> _Task material_
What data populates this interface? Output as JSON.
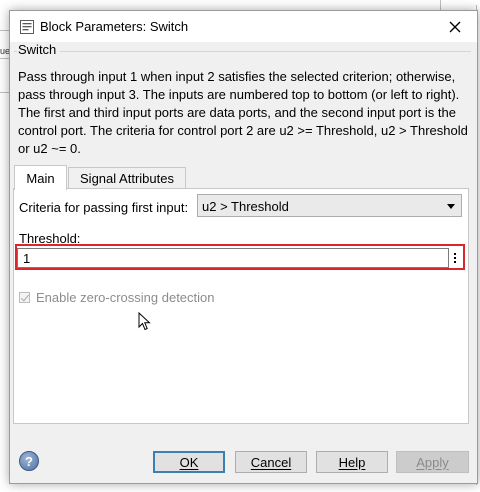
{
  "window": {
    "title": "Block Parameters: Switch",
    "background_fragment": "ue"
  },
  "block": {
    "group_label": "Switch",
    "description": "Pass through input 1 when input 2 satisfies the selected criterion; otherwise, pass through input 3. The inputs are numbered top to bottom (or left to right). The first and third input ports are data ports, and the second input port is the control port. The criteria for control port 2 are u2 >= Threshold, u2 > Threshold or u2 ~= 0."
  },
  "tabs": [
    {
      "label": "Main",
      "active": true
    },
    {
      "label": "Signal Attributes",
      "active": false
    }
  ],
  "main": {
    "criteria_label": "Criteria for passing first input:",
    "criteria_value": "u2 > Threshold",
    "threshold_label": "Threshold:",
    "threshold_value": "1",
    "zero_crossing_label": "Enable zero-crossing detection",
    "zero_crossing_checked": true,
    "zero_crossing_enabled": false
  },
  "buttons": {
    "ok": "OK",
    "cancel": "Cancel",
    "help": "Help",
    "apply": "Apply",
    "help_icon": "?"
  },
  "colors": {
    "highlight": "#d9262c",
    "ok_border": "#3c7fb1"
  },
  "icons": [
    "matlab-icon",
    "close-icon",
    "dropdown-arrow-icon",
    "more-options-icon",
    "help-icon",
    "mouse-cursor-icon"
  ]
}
---
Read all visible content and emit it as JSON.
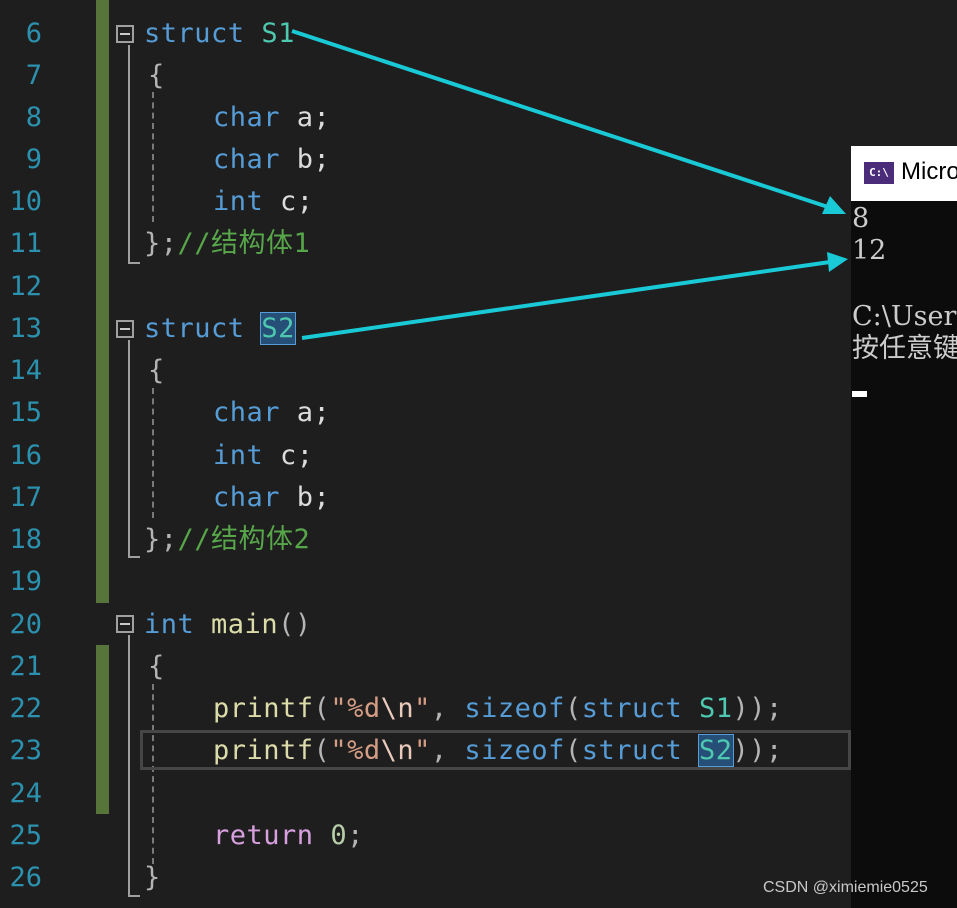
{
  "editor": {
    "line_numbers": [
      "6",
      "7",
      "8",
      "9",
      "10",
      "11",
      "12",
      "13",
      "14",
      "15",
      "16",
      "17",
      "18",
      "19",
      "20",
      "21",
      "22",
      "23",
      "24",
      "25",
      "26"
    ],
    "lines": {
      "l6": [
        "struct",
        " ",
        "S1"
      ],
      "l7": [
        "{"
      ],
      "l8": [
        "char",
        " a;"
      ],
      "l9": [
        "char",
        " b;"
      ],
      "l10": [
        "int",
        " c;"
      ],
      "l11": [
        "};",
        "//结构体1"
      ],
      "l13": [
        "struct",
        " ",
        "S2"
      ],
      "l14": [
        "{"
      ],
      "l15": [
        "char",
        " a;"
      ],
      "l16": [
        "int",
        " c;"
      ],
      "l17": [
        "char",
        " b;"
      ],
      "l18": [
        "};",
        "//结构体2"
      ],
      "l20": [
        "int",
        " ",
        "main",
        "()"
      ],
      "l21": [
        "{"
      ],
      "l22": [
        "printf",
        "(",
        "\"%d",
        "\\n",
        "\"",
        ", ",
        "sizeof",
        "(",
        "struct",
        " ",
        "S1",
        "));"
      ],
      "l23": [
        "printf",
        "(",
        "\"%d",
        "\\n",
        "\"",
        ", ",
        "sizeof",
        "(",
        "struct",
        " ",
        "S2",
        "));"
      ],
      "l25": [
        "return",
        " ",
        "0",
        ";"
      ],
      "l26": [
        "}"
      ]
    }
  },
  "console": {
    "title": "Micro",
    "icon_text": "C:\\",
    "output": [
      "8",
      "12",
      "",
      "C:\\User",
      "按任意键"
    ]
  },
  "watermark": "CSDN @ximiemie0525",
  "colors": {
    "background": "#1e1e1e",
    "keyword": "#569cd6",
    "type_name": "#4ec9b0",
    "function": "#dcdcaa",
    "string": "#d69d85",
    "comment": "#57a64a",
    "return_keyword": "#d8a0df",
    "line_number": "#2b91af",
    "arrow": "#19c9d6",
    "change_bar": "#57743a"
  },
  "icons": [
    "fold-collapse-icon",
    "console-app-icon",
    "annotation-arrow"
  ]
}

> _Written problem_
Determine how many lines contain the word "JSON" and reply with that number alone.

> _The reply_
2